DML UPDATE/DELETE与CR一致性读的秘密

这个问题源于OTN中文论坛的一个帖子<大事务中的更新丢失问题>

环境为Oracle 10.2.0.4 on Linux x64
有一个大表,百万级,col1字段全为0
t1 事务A启动,把所有记录col2全更新为1
t2 事务B启动,根据主键,把一条记录更新为2,然后commit
t3 事务A执行完成,并COMMIT
t4 查询此表,发现col1全部为1,事务B的更新丢失了。
这是为什么呢,其中逻辑是怎样的
谢谢!

 

对于这个问题我想说明的是对于事务transaction 而言Oracle同样提供读一致性,称为transaction-level read consistency:

The database can also provide read consistency to all queries in a transaction, known as transaction-level read consistency. In this case, each statement in a transaction sees data from the same point in time, which is the time at which the transaction began.

Oracle Database Concepts
11g Release 2 (11.2)
Part Number E10713-04

 

为了证明和演示该事务级别的读一致性,我设计了以下演示:

有一张2个列的大表(T1,T2), 其中分别有 T1=600000,T2=’U2′ 和  T1=900000和 T2=’U1’的 2行数据,T1为主键。

在A)时刻,Session A使用SELECT .. FOR UPDATE锁住T1=600000的这一行

在之后的B)时刻,Session B尝试update TAB set t2=’U3′ where t2=’U2′ 即更新所有T2=’U2’的数据行,但是因为 T1=600000,T2=’U2’这一行正好被Session A锁住了,所以Session B会一直等待’enq: TX – row lock contention’;T1=900000和 T2=’U1’的数据行位于Session B处理 T1=600000,T2=’U2’行等待之后才能处理到的数据块中。

在之后的C)时刻,Session C更新update TAB set t2=’U2′ where t1=900000;并commit, 即将T1=900000和 T2=’U1’更新为 T1=900000和 T2=’U2’,这样就符合Session B 更新Update的条件t2=’U2’了。

在D)时刻, Session A执行commit释放锁,Session B得以继续工作,当他处理到T1=900000的记录时存在以下分歧:

 

1)若update DML满足transaction-level read consistency,则它应当看到的是session B事务开始环境SCN(env SCN)时的块的前镜像,即虽然session C更新了t2=’U2’满足其条件,但是为了一致性,session B仍需要对该行所在数据块做APPLY UNDO,直到满足该session B事务开始时间点的Best CR块,而CR一致镜像中t2=’U1’,不满足Session B的更新条件, 那么session B在整个事务中仅更新一行数据 T1=600000,T2=’U2’,session B only Update One Rows。

2) 若update DML不满足transaction-level read consistency,则session B看到的是当前read commited的镜像,即是Session C已更新并提交的块镜像,此时的记录为T1=900000和 T2=’U2’符合session B的更新条件,则session B要更新2行数据。
____________________
> **任务列表**:
A) 请列出节选正文演示部分中出现的全部会话名称。
B) 请将节选正文中的句子“在A)时刻,Session A使用SELECT .. FOR UPDATE锁住T1=600000的这一行”译成英文。
C) 请照录节选正文中的一段文字,以“环境为Oracle 10.2.0.4 on”开头,以“t4 查询此表,发现col1全部为1,事务B的更新丢失了。”结尾。

> **数据摘录**:
____________________
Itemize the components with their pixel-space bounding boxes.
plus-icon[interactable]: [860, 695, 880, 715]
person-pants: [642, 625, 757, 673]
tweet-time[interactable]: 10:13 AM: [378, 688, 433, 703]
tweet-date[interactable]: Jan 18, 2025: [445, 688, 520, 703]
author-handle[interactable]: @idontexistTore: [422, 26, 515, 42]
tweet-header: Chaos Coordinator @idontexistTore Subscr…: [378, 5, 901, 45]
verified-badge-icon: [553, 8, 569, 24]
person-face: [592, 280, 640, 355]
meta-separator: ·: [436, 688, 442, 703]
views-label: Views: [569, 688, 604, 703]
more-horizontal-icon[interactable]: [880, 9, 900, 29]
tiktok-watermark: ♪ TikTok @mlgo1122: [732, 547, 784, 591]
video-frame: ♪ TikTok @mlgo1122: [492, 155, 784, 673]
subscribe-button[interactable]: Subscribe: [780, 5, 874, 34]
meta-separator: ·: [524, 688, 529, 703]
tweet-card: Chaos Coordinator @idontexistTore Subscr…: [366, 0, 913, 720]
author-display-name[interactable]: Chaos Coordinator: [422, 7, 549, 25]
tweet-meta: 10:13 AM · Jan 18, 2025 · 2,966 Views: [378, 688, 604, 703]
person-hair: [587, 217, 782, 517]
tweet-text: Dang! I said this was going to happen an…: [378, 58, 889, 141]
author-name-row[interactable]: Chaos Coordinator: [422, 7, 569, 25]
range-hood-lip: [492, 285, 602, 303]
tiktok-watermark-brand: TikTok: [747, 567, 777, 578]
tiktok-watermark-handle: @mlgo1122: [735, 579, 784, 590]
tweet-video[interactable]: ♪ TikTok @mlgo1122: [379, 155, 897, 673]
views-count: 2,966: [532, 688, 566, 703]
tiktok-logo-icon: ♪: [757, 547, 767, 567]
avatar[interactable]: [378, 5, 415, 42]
____________________
> **各任务答复**:
A) Session A、Session B、Session C

B) At time A), Session A uses SELECT .. FOR UPDATE to lock the row where T1=600000.

C)
环境为Oracle 10.2.0.4 on Linux x64
有一个大表,百万级,col1字段全为0
t1 事务A启动,把所有记录col2全更新为1
t2 事务B启动,根据主键,把一条记录更新为2,然后commit
t3 事务A执行完成,并COMMIT
t4 查询此表,发现col1全部为1,事务B的更新丢失了。